> Exercise requirements: Records follow. Pull out every line that contains "West".

□ □ □

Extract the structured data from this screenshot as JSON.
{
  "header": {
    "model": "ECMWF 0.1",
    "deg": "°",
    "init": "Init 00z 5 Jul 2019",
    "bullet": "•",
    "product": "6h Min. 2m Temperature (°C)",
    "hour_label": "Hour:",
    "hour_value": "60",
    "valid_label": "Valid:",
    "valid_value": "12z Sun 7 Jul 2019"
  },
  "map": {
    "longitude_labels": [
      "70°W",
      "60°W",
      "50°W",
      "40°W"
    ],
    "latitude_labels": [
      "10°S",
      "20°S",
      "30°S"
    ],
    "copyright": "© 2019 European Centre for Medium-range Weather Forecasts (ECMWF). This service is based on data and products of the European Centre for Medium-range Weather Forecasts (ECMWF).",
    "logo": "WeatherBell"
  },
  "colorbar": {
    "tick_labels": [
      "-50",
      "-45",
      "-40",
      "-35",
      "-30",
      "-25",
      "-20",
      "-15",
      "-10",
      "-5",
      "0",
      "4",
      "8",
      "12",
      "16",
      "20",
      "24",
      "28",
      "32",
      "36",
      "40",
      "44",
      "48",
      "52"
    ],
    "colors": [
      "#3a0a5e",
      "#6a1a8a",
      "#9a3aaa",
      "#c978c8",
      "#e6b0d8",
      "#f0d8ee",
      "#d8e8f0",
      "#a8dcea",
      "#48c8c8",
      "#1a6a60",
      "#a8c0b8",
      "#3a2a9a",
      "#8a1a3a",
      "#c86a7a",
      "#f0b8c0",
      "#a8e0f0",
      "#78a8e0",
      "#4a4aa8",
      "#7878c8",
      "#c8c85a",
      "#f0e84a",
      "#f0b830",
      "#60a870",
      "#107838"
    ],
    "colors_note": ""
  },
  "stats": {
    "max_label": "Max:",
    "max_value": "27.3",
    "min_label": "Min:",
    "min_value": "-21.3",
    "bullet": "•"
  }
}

□ □ □

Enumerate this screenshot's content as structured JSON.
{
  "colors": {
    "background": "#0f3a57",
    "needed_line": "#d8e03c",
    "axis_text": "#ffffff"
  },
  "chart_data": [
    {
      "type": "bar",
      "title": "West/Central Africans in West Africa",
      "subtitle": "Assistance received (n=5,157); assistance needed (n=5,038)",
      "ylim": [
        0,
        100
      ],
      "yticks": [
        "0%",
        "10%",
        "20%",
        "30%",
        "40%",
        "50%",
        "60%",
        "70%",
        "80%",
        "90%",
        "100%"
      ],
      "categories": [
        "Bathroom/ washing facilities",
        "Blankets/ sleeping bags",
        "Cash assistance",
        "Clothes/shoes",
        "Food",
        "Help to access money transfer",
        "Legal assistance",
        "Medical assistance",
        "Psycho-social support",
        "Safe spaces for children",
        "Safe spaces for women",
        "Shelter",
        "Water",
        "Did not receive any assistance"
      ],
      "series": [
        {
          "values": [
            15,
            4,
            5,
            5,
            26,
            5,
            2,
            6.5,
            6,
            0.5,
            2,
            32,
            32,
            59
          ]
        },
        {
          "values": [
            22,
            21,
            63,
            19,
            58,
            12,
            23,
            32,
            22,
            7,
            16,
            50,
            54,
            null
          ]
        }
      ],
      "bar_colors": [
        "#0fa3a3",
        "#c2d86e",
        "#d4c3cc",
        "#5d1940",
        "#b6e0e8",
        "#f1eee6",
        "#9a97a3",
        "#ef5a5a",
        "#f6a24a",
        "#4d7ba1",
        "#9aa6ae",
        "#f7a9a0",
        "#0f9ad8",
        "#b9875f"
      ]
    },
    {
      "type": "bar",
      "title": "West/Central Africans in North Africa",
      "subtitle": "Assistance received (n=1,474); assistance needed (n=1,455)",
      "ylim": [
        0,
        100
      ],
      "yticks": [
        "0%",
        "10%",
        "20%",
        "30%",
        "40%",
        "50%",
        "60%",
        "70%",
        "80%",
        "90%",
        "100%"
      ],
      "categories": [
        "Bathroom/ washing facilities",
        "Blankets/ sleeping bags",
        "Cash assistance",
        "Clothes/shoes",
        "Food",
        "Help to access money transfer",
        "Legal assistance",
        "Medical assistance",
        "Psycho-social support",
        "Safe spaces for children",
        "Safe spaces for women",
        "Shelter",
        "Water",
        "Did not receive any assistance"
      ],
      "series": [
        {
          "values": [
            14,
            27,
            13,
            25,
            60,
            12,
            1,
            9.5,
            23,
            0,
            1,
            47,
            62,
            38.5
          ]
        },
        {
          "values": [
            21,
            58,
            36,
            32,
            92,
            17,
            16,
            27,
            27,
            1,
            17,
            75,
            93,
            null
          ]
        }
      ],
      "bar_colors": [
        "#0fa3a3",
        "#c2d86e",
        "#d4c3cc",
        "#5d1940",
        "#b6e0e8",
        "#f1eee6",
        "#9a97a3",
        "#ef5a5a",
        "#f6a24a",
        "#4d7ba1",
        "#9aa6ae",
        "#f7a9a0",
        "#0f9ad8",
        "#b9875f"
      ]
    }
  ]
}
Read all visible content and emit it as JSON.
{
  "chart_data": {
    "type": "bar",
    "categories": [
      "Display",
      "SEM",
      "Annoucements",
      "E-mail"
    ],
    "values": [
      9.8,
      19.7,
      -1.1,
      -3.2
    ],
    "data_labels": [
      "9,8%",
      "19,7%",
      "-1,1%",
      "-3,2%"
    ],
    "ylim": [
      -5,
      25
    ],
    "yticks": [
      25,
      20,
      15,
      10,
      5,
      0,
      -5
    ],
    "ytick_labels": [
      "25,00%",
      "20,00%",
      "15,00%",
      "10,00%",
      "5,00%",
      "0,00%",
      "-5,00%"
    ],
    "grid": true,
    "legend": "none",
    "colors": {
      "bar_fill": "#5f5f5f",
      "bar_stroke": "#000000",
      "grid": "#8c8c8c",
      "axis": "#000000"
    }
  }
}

□ □ □

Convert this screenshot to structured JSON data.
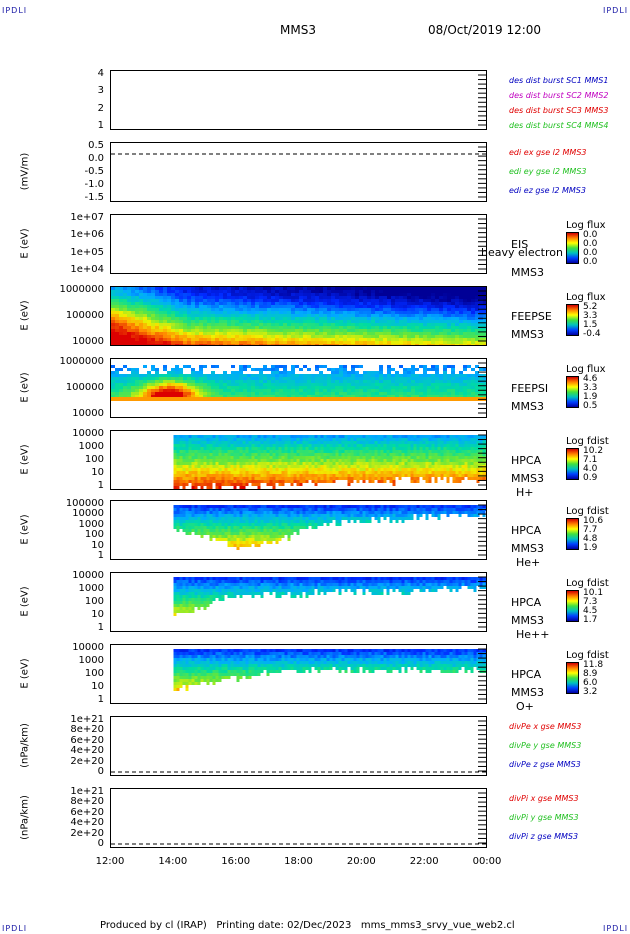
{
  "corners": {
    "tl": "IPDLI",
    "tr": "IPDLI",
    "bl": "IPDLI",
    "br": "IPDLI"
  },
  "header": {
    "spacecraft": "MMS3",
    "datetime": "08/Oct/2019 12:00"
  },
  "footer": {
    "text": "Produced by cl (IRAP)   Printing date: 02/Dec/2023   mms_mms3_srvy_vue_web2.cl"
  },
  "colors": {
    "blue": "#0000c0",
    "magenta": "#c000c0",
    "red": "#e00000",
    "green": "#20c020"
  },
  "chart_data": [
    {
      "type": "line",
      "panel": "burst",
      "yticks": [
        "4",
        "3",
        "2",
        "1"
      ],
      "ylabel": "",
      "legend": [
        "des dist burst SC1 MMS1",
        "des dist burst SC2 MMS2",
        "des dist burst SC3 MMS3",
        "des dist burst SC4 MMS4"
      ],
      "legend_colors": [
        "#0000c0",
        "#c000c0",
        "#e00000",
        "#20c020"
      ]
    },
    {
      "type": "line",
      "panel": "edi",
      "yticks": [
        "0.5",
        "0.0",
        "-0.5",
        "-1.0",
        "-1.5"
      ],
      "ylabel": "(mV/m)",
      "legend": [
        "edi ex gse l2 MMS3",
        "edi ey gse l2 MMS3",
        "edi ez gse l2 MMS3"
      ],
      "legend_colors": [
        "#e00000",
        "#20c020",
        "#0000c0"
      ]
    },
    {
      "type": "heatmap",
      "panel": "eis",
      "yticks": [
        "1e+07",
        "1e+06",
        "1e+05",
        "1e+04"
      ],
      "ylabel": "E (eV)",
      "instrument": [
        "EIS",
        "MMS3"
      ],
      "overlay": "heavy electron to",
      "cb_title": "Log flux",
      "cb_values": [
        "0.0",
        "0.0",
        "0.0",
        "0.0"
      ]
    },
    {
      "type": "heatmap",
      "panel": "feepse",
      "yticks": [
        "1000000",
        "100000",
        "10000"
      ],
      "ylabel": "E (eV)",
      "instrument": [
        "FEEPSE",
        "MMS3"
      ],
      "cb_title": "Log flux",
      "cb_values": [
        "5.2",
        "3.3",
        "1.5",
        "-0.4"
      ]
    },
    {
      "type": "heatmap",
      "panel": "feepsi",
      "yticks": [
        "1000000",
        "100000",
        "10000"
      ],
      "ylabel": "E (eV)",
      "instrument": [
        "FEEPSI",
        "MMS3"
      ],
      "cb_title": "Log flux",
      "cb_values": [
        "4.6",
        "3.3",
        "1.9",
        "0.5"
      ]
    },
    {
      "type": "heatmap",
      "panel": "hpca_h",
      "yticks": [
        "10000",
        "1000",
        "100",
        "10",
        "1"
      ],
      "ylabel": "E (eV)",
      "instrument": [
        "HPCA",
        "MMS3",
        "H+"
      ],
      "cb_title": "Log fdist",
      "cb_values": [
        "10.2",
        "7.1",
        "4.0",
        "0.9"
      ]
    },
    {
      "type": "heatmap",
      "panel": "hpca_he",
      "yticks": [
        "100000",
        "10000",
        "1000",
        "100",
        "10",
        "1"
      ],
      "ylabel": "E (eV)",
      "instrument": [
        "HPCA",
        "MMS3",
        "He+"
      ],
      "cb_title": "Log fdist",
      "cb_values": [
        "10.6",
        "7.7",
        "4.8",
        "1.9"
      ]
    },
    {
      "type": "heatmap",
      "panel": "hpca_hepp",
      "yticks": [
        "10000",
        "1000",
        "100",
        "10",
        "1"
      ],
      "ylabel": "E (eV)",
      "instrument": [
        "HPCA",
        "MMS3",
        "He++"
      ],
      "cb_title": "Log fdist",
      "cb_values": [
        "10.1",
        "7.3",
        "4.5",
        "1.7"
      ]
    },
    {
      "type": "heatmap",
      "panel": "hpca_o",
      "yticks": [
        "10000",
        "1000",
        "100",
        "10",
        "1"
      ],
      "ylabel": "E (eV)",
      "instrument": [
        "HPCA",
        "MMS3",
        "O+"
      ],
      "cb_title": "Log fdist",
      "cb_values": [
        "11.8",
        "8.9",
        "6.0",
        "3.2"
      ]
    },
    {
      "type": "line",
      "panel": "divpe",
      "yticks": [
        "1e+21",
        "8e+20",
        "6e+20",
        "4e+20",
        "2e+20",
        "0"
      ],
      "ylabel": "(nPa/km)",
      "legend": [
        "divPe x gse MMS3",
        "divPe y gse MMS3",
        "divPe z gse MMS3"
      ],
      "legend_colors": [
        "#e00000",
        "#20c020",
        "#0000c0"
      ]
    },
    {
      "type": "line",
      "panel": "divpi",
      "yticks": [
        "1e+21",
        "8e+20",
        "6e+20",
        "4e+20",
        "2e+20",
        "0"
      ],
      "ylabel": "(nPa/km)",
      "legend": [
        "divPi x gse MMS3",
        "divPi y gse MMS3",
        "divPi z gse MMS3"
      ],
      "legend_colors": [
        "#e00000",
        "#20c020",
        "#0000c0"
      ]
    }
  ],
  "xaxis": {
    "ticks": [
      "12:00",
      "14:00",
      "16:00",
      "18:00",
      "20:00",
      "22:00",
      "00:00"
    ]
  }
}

□ □ □

> Result:
      "title": "West/Central Africans in West Africa",
      "title": "West/Central Africans in North Africa",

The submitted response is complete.